### To be done
Search the material below for the string "content" and list each line that holds it.

[Figure record extracts]
● ● ● ● ●
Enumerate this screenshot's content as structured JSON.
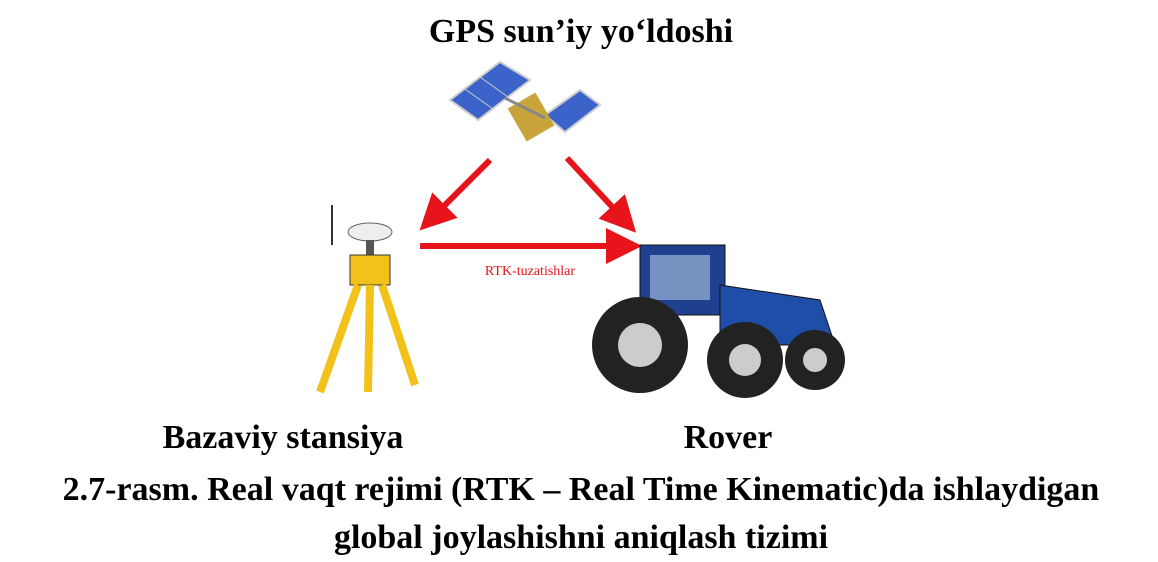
{
  "header": {
    "title": "GPS sun’iy yo‘ldoshi"
  },
  "nodes": [
    {
      "label": "Bazaviy stansiya"
    },
    {
      "label": "Rover"
    }
  ],
  "edges": [
    {
      "label": "RTK-tuzatishlar"
    }
  ],
  "caption": [
    "2.7-rasm. Real vaqt rejimi (RTK – Real Time Kinematic)da ishlaydigan",
    "global joylashishni aniqlash tizimi"
  ]
}
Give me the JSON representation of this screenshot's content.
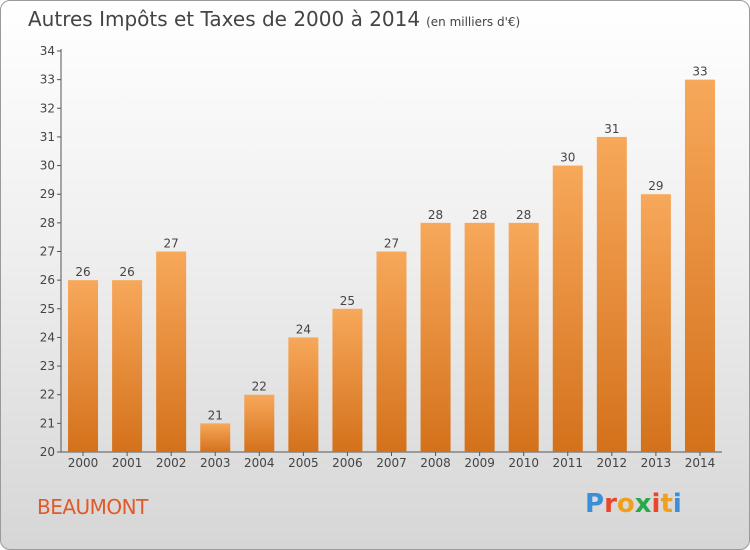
{
  "title": "Autres Impôts et Taxes de 2000 à 2014",
  "unit": "(en milliers d'€)",
  "place": "BEAUMONT",
  "brand": {
    "letters": [
      "P",
      "r",
      "o",
      "x",
      "i",
      "t",
      "i"
    ],
    "colors": [
      "#3a8fd8",
      "#e8472b",
      "#f0a020",
      "#2aa84a",
      "#e8472b",
      "#f0a020",
      "#3a8fd8"
    ]
  },
  "colors": {
    "bar_light": "#f7a85a",
    "bar_dark": "#d4711b",
    "place": "#e05a2b"
  },
  "chart_data": {
    "type": "bar",
    "categories": [
      "2000",
      "2001",
      "2002",
      "2003",
      "2004",
      "2005",
      "2006",
      "2007",
      "2008",
      "2009",
      "2010",
      "2011",
      "2012",
      "2013",
      "2014"
    ],
    "values": [
      26,
      26,
      27,
      21,
      22,
      24,
      25,
      27,
      28,
      28,
      28,
      30,
      31,
      29,
      33
    ],
    "title": "Autres Impôts et Taxes de 2000 à 2014",
    "xlabel": "",
    "ylabel": "",
    "ylim": [
      20,
      34
    ],
    "yticks": [
      20,
      21,
      22,
      23,
      24,
      25,
      26,
      27,
      28,
      29,
      30,
      31,
      32,
      33,
      34
    ],
    "grid": false,
    "data_labels": true
  }
}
● ● ● ● ●
### Written solution
Enumerate this screenshot's content as structured JSON.
Give me the JSON representation of this screenshot's content.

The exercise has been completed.